Reading passage:
★ ★ ★ ★ ★
DATE & TIME: It displays the correct Date & Time. It has to be set when system is first installed.
To define the Floppy drives connected (1.2MB or 1.44MB).
HARD DISK TYPE: To select the Hard disk type (Primary or secondary)
DISPLAY TYPE: Its select the types of video adapter used for the system monitor.
This category speeds up the Memory access. (Default value: Enable) and defines presence or absence of cache memory.
QUICK POWER ON SELF TEST: Its speeds up the Power On Self Test after you power up the computer.
PASSWORD SETTING: This allows you to set the System password.
POWER MANAGEMENT: This category allows you to select the type (or degree) of power saving.
LOADING DEFAULT VALUES:
There are many parameters, which need to be defined in the CMOS setup, and one may not want to do so manually. This option loads certain default values, stored in the BIOS ROM, which have been defined by the manufacturer for optimal system performance.
ENABLE/DISABLE ON BOARD FUNCTIONS:
To enable/disable certain onboard functions like Floppy Disk Control etc (This applies only to integrated Motherboards where the ADD ON functions are integrated on the Motherboard itself).
PNP FEATURES: This category is used to configure the PCI Bus slots.
IDE AUTO DETECTION: This allows you to detect the IDE Hard drives automatically.
SAVING & EXITING:
This allows you to save the new setting value in the CMOS memory and continue with the booting process.
POST (POWER ON SELF TEST):
This POST firmware is stored in ROM on the motherboard. This POST is a series of a simple program to test and catch faults in different components and circuits. It tests the microprocessor, interrupt controller, PPI, DMA controller, ROM, RAM, peripheral controllers etc.
In case of error detection during POST, indications like error beeps/error messages helps troubleshoot problems.
With the help of speaker error beeps, we can troubleshoot faults. Each fault causes the speaker to emit different patterns of beeps.
DISPLAYED ERROR MESSAGES:
When system is powered on, error message will be displayed on the screen (Floppy disk fail), if the Video Adapter is functional.
★ ★ ★ ★ ★
Work task A:
From the CMOS setup passage, extract the text starting at "In case of error" and ending at "Adapter is functional.".
Work task B:
According to the CMOS setup passage, where is the POST firmware stored?
Work task C:
Write what comes next in the CMOS setup passage, picking up after its final sentence.
The data is not needed for any of the work here.
★ ★ ★ ★ ★
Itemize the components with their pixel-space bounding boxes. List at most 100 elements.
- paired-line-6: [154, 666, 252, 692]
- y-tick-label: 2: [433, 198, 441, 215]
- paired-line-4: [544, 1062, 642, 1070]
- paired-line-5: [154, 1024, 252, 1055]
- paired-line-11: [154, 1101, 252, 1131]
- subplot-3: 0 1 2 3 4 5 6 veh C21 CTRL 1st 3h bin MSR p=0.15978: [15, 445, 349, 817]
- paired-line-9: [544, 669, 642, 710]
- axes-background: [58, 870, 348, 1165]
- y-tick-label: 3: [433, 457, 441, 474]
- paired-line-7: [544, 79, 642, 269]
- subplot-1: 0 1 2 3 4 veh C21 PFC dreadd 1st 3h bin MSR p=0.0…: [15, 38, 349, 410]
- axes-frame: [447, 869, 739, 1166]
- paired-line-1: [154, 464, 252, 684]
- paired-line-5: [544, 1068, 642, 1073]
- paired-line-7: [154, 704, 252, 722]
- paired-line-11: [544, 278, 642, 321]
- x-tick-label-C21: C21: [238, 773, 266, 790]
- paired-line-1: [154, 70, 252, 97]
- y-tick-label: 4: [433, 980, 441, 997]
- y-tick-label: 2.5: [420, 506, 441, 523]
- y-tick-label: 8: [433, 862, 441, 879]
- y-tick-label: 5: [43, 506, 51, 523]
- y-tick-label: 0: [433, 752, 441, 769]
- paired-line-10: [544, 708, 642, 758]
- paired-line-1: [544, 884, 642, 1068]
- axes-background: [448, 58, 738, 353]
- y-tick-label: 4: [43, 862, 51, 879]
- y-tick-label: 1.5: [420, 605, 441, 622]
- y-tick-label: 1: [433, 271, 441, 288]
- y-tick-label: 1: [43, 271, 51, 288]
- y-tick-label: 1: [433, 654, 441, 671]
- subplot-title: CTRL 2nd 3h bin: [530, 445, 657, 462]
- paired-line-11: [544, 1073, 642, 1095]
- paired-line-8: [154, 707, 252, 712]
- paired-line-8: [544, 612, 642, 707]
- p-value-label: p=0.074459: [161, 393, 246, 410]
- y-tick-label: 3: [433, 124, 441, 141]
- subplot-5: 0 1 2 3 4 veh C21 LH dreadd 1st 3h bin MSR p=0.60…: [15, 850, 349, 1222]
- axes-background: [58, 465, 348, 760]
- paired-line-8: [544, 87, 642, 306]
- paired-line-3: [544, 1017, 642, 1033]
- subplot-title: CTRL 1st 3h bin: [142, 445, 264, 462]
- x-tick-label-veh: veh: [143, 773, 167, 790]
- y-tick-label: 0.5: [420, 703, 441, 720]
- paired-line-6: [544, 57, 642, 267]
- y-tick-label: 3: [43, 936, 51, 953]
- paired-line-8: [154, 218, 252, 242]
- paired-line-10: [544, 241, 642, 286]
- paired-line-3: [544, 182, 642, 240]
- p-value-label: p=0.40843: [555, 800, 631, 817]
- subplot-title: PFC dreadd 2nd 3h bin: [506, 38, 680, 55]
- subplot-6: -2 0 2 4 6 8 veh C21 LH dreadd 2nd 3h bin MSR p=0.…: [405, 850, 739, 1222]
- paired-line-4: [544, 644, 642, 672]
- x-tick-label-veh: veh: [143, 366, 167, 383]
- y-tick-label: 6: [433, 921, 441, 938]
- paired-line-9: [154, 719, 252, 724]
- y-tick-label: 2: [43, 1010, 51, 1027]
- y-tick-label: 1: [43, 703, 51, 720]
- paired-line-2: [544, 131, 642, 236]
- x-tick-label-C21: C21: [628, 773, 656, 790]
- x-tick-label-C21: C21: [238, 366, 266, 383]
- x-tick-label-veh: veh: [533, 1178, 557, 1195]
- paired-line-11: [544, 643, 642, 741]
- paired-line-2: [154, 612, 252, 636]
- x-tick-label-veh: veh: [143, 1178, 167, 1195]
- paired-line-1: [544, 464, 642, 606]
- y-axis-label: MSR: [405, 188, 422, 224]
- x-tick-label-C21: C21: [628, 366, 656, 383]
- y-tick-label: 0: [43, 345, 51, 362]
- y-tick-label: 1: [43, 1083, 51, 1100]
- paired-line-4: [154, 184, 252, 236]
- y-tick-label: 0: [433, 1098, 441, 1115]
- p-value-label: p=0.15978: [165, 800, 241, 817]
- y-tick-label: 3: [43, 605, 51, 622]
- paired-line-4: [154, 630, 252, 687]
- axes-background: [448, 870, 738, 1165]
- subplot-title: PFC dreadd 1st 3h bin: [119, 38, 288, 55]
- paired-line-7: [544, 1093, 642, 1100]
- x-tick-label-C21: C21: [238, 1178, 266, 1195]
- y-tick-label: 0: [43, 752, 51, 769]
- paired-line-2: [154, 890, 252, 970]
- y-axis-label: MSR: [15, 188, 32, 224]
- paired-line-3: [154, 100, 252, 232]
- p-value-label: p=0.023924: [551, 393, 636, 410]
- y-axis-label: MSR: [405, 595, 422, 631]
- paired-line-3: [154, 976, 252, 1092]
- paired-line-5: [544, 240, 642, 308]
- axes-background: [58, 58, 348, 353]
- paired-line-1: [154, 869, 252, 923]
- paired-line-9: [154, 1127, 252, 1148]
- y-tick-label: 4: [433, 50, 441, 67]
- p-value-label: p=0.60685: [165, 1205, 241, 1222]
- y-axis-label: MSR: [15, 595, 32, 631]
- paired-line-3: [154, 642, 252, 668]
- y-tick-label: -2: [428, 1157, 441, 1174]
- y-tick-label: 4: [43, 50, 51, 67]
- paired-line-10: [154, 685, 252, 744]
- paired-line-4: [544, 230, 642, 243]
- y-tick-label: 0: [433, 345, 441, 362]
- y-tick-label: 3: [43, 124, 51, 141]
★ ★ ★ ★ ★
Reply A:
In case of error detection during POST, indications like error beeps/error messages helps troubleshoot problems.
With the help of speaker error beeps, we can troubleshoot faults. Each fault causes the speaker to emit different patterns of beeps.
DISPLAYED ERROR MESSAGES:
When system is powered on, error message will be displayed on the screen (Floppy disk fail), if the Video Adapter is functional.

Reply B:
In ROM on the motherboard.

Reply C:
The advanced diagnostic add on card captures details of POST sequence and displays a hexa code which may be used for in-depth & accurate diagnosis of a POST problem.
A computer CD-ROM drive uses small, interchangeable, plastic-encased discs from which data is retrieved using a laser beam, much like music compact disc. And like a music CD, a computer CD-ROM stores vast amounts of information. This is achieved by using light to record data in a form that’s more tightly packed than the relatively clumsy magnetic read/write heads a conventional drive must manage.
The drive is controlled by a software in your PC that sends instructions to controller circuitry that’s either a part of the computers motherboard or on a separate board installed in an expansion slot.
How a CD_ROM drive works?
· A motor constantly varies the rate at which CD-ROM disc spins so that regardless of where a component, called DETECTOR, is located in relation to the radius of the disc, the portion of the disc immediately above the detector is always at the same speed.
· The laser projects a concentrated beam of light that is further focused by a focusing coil.
· The laser beam penetrates a protective layer of plastic and strikes a reflective layer that looks like aluminum foil on the bottom of disc.
· The surface of the reflective layer alternates between lands and pits. Lands are flat surface areas; pits are tiny depression in the reflective layer. these surface are record of the 1s and 0s used to store data.
· Lights that strikes a pit scattered. But light that strikes a land is reflected directly back at the detector, where it passes through a prism that deflects laser beam to a LIGHT-SENSING DIODE.
· Each pulse of light that strikes the light-sensing diode generates a small electrical voltages. These voltages are matched against a timing circuit to generates a stream of 1s and 0s that can understand.